- **THE TASK**:
In the records below, find each line containing the word "dropdown" and copy it.

* START DATA IN THIS EXERCISE *

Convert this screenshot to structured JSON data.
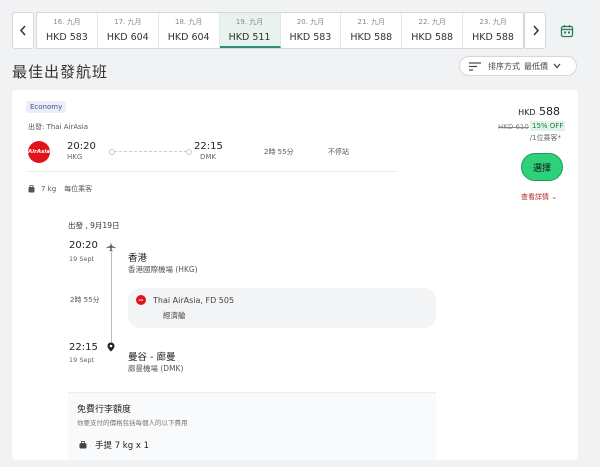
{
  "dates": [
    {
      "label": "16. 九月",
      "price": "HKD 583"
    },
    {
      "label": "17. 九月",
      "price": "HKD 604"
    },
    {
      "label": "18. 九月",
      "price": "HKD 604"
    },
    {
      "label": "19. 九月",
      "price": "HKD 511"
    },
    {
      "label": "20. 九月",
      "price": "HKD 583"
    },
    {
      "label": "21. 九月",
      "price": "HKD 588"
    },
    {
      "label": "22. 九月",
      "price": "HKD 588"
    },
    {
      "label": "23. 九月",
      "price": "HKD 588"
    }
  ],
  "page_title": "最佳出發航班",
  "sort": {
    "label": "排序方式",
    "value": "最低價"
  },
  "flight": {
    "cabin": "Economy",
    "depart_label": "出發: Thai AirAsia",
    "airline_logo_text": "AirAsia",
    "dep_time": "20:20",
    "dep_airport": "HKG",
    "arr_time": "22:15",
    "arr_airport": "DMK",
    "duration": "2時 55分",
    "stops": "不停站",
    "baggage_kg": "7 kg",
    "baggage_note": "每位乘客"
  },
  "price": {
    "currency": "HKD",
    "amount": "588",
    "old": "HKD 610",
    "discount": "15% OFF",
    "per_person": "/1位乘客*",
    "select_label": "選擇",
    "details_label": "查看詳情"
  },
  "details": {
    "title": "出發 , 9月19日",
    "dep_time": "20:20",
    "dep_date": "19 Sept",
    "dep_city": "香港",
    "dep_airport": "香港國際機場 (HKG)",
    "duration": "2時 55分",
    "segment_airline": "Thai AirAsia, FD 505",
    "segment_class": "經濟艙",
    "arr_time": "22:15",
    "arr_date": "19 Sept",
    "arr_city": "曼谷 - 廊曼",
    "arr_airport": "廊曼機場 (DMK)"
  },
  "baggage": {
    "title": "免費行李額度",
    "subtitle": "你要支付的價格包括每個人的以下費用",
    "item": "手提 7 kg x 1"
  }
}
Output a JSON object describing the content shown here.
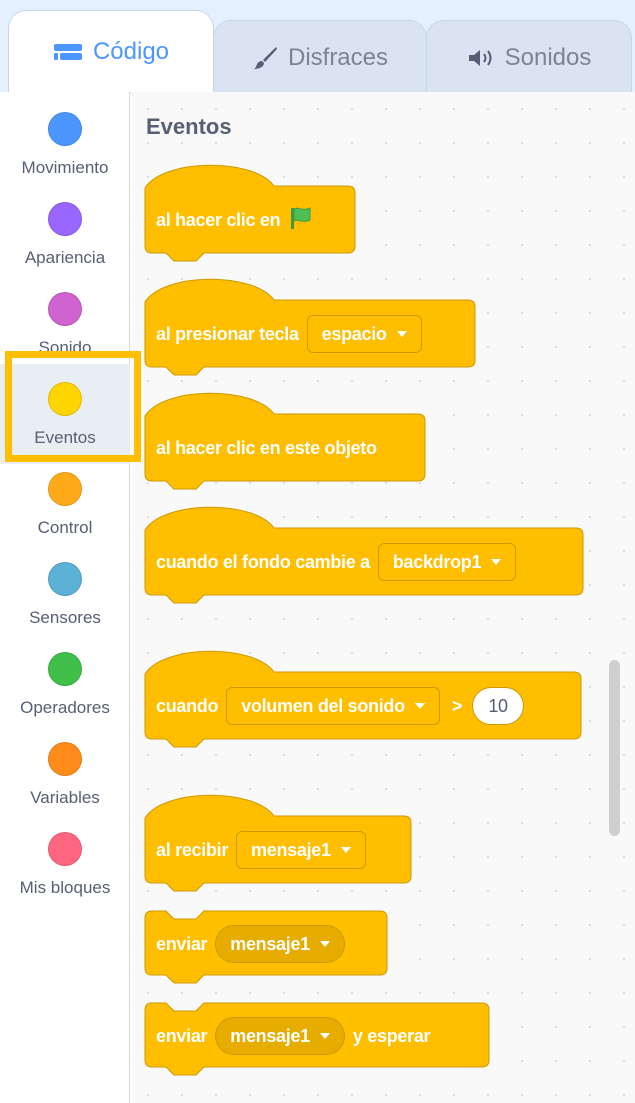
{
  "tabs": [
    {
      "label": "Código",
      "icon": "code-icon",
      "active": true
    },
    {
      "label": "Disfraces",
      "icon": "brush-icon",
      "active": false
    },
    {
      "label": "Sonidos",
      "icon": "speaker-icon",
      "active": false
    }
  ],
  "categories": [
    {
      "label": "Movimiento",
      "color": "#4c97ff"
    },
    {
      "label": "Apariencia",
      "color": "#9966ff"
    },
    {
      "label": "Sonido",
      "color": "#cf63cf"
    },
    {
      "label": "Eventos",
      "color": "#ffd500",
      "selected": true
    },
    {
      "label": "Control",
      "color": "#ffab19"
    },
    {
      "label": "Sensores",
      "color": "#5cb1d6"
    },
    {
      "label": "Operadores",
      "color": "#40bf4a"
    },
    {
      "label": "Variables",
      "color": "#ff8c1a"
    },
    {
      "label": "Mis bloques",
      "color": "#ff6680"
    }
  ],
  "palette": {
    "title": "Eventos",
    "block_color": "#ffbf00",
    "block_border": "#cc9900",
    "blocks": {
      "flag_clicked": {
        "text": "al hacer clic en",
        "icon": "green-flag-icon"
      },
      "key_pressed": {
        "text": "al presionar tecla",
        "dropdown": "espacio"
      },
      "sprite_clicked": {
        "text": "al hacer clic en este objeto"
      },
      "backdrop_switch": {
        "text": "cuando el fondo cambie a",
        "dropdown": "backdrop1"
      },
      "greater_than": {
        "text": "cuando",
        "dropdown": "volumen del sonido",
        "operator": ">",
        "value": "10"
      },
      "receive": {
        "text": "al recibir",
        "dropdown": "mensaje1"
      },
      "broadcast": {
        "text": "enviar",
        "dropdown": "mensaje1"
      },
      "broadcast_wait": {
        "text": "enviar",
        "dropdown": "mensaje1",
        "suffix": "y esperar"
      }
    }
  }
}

* END DATA IN THIS EXERCISE *
* START DATA IN THIS EXERCISE *

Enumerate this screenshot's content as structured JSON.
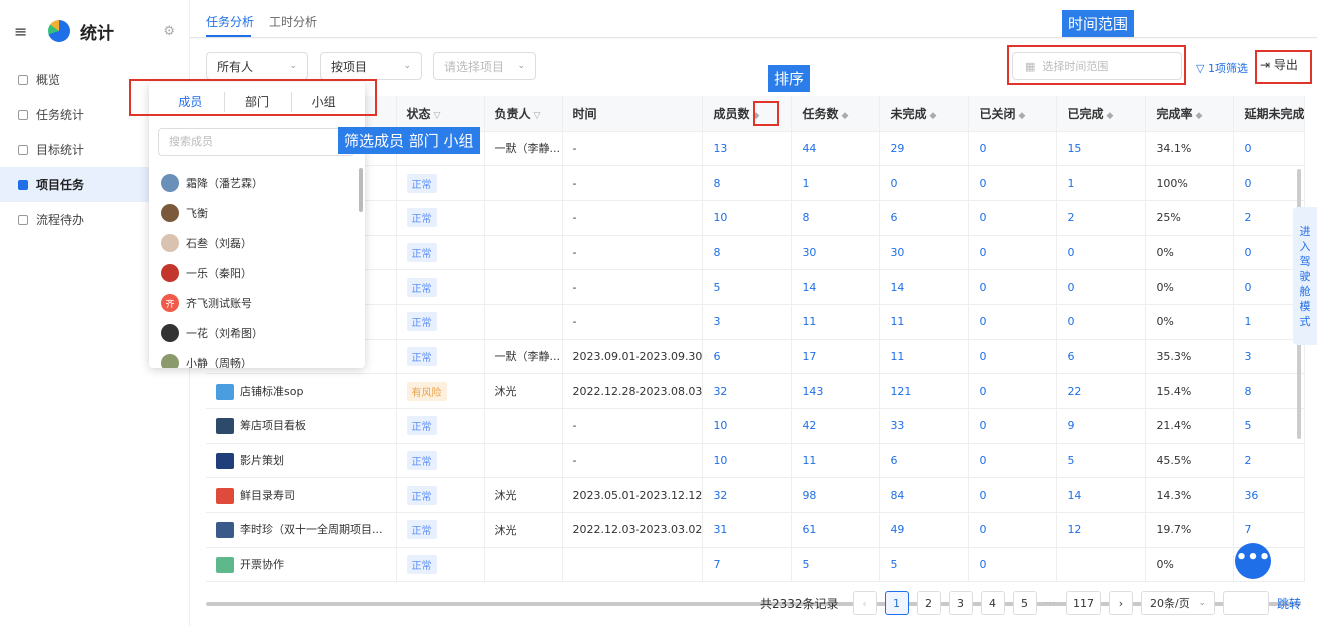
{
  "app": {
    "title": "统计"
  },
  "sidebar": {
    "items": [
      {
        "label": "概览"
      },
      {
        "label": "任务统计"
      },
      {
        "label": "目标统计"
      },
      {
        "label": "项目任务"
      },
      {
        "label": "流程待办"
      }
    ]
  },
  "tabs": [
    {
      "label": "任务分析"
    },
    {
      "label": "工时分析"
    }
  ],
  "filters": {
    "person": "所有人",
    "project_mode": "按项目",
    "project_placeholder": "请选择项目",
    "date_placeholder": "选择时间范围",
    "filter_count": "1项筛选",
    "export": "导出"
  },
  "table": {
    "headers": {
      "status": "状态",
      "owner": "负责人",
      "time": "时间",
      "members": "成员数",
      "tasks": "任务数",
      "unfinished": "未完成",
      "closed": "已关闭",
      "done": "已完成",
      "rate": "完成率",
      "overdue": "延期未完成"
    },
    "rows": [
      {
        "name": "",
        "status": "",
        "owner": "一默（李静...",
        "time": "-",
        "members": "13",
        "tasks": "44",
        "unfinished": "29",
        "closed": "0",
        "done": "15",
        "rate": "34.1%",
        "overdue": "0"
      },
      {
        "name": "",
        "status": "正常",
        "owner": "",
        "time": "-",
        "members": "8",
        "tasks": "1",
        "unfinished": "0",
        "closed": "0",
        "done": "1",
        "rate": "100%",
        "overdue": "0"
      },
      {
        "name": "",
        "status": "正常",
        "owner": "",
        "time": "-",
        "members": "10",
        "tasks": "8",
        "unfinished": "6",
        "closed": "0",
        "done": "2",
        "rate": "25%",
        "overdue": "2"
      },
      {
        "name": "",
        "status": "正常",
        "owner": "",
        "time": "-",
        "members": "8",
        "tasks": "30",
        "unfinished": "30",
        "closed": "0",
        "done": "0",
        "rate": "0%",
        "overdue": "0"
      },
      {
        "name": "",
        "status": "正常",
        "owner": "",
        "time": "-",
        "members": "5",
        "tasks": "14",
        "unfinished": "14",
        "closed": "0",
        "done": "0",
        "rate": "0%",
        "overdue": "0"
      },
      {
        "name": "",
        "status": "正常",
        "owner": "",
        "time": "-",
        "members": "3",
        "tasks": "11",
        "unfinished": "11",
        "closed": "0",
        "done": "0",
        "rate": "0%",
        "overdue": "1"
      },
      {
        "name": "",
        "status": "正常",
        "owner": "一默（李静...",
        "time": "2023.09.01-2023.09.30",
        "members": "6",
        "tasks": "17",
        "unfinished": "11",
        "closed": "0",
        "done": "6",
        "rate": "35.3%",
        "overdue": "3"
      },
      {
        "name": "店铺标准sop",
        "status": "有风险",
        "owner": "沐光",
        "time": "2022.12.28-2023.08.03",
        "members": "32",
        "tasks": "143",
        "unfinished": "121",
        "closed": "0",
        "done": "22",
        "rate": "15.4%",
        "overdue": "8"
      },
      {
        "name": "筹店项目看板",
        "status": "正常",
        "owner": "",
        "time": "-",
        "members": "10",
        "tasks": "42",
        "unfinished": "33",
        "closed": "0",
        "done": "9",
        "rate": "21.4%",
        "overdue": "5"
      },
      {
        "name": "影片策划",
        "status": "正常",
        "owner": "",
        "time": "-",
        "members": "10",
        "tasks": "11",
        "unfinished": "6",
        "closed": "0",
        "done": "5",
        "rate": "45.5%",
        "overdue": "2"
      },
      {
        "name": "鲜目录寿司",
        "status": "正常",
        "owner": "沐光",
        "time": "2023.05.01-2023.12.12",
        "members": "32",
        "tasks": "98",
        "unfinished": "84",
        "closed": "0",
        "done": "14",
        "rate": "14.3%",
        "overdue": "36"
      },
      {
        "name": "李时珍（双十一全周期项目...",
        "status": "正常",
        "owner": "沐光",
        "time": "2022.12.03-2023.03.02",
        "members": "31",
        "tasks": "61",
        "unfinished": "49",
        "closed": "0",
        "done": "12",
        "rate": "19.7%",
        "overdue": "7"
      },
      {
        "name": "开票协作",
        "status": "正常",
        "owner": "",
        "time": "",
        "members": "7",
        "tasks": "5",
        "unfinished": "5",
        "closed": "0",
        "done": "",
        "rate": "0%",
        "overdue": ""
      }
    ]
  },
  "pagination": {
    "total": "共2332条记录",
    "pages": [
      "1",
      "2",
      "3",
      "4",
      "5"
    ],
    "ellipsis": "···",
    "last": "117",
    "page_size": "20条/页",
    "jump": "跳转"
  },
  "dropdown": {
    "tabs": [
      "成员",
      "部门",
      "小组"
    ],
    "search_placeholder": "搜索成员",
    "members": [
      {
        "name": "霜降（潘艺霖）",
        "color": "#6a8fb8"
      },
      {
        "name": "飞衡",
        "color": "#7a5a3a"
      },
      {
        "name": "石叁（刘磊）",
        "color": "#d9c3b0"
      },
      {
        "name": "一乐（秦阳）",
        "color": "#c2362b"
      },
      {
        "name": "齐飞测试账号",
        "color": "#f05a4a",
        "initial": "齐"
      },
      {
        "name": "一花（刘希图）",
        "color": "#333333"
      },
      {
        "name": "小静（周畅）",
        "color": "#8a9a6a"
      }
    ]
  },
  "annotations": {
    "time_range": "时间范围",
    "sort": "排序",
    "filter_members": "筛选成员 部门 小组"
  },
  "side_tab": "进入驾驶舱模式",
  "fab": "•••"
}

* END DATA IN THIS EXERCISE *

- **ANSWER IN FULL**:
        "dropdown": "espacio"
        "dropdown": "backdrop1"
        "dropdown": "volumen del sonido",
        "dropdown": "mensaje1"
        "dropdown": "mensaje1"
        "dropdown": "mensaje1",
  "dropdown": {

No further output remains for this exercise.